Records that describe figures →
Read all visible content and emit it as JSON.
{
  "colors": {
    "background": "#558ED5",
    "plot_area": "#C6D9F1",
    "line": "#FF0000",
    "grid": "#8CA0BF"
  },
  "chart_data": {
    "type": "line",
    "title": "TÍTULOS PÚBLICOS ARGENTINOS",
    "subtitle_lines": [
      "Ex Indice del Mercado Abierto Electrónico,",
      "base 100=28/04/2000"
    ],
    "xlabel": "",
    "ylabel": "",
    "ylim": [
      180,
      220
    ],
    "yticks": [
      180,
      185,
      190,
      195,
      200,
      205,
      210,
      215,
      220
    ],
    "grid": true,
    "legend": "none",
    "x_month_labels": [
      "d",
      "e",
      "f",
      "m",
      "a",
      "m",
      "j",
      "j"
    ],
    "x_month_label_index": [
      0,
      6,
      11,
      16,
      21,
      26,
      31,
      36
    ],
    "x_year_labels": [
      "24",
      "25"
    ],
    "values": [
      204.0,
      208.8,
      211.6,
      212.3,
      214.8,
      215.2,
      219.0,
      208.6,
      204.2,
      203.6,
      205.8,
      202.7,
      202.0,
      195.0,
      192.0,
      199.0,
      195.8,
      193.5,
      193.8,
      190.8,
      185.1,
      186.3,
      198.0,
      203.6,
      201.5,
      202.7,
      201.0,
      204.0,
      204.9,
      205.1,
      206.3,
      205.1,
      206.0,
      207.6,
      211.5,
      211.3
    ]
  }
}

Objective →
Repeat the material above exactly.

Answer for the task →
Read all visible content and emit it as JSON.
{
  "colors": {
    "background": "#558ED5",
    "plot_area": "#C6D9F1",
    "line": "#FF0000",
    "grid": "#8CA0BF"
  },
  "chart_data": {
    "type": "line",
    "title": "TÍTULOS PÚBLICOS ARGENTINOS",
    "subtitle_lines": [
      "Ex Indice del Mercado Abierto Electrónico,",
      "base 100=28/04/2000"
    ],
    "xlabel": "",
    "ylabel": "",
    "ylim": [
      180,
      220
    ],
    "yticks": [
      180,
      185,
      190,
      195,
      200,
      205,
      210,
      215,
      220
    ],
    "grid": true,
    "legend": "none",
    "x_month_labels": [
      "d",
      "e",
      "f",
      "m",
      "a",
      "m",
      "j",
      "j"
    ],
    "x_month_label_index": [
      0,
      6,
      11,
      16,
      21,
      26,
      31,
      36
    ],
    "x_year_labels": [
      "24",
      "25"
    ],
    "values": [
      204.0,
      208.8,
      211.6,
      212.3,
      214.8,
      215.2,
      219.0,
      208.6,
      204.2,
      203.6,
      205.8,
      202.7,
      202.0,
      195.0,
      192.0,
      199.0,
      195.8,
      193.5,
      193.8,
      190.8,
      185.1,
      186.3,
      198.0,
      203.6,
      201.5,
      202.7,
      201.0,
      204.0,
      204.9,
      205.1,
      206.3,
      205.1,
      206.0,
      207.6,
      211.5,
      211.3
    ]
  }
}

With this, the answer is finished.